Reading passage
--- START ---
The job of understudy is one of the toughest in the business. It usually means you prepare like crazy for a moment that doesn't happen, or happens so seldom that you can't create something as rich, connected and involved as you or you fellow actors would like.

By the time Robert Goulet steps into the role of Georges on April 15, Hillner will have played the role in 32 performances at the Marquis Theatre. The actor's first brushes with Georges came because Daniel Davis took ill. Hillner's been singing Jerry Herman's "Look Over There," "With You on My Arm" and "Song on the Sand" in recent weeks because Davis and the producers had a parting of the ways.

Hillner, 52, is a Broadway veteran whose credits include They're Playing Our Song, Woman of the Year, Footloose, Big and more, as well as playing suitor Sam for a year in the pop musical Mamma Mia! at the Winter Garden. But he never played a leading man in a big traditional Broadway musical.

"As far as a lead on Broadway, to get this opportunity is really amazing," Hillner told Playbill.com. "Mamma Mia! is about three dads and three women and you're not standing out, necessarily."
--- END ---
Work to complete
• a. According to the article on Hillner, how many performances as Georges will he have given by the time Robert Goulet takes over the role?
• b. Return the part of the article on Hillner that opens with the words containing "By the time" and closes with "traditional Broadway musical.".

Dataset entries
--- START ---
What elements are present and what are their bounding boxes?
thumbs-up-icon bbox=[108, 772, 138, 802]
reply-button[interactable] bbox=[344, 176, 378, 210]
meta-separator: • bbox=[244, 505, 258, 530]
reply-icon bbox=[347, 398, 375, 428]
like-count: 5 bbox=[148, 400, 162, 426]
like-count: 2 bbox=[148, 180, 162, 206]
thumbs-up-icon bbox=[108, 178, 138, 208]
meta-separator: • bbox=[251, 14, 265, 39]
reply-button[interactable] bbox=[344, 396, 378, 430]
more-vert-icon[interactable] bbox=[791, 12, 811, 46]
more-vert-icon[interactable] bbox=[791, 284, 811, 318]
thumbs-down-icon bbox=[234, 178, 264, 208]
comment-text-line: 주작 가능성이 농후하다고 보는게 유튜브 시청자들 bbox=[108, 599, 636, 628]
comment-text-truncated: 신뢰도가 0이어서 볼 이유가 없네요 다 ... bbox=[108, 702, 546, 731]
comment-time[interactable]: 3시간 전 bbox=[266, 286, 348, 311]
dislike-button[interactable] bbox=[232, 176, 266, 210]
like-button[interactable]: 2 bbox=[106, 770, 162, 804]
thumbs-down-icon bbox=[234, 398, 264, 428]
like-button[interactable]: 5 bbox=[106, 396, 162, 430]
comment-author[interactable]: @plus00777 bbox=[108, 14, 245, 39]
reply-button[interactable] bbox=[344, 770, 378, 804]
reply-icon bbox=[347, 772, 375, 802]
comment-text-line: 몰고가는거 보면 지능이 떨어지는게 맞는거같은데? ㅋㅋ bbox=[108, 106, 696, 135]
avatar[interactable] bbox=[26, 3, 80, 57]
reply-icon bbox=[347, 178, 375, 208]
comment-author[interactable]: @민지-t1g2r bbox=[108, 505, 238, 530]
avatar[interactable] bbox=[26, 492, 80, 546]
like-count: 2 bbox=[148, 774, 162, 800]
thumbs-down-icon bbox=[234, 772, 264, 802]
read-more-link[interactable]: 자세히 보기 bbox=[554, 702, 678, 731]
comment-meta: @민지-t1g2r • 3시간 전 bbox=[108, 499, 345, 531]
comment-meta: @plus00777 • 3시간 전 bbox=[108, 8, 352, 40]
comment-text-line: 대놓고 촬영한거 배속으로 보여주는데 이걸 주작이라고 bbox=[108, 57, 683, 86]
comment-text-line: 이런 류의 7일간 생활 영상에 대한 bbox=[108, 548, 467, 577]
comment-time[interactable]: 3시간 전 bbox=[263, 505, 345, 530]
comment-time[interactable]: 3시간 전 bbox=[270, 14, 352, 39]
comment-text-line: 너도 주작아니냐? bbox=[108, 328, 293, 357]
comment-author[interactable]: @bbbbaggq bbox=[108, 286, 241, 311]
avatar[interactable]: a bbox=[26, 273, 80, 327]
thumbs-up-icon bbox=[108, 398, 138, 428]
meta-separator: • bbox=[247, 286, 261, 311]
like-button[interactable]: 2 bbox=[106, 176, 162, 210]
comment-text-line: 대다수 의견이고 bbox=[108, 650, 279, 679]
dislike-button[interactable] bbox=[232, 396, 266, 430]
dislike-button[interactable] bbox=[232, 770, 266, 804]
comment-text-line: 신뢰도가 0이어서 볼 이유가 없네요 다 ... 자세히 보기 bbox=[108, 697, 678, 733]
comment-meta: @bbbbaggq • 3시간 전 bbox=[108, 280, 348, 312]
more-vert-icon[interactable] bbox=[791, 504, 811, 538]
--- END ---
Task-by-task outputs
• a. 32 performances, at the Marquis Theatre.

• b.
By the time Robert Goulet steps into the role of Georges on April 15, Hillner will have played the role in 32 performances at the Marquis Theatre. The actor's first brushes with Georges came because Daniel Davis took ill. Hillner's been singing Jerry Herman's "Look Over There," "With You on My Arm" and "Song on the Sand" in recent weeks because Davis and the producers had a parting of the ways.

Hillner, 52, is a Broadway veteran whose credits include They're Playing Our Song, Woman of the Year, Footloose, Big and more, as well as playing suitor Sam for a year in the pop musical Mamma Mia! at the Winter Garden. But he never played a leading man in a big traditional Broadway musical.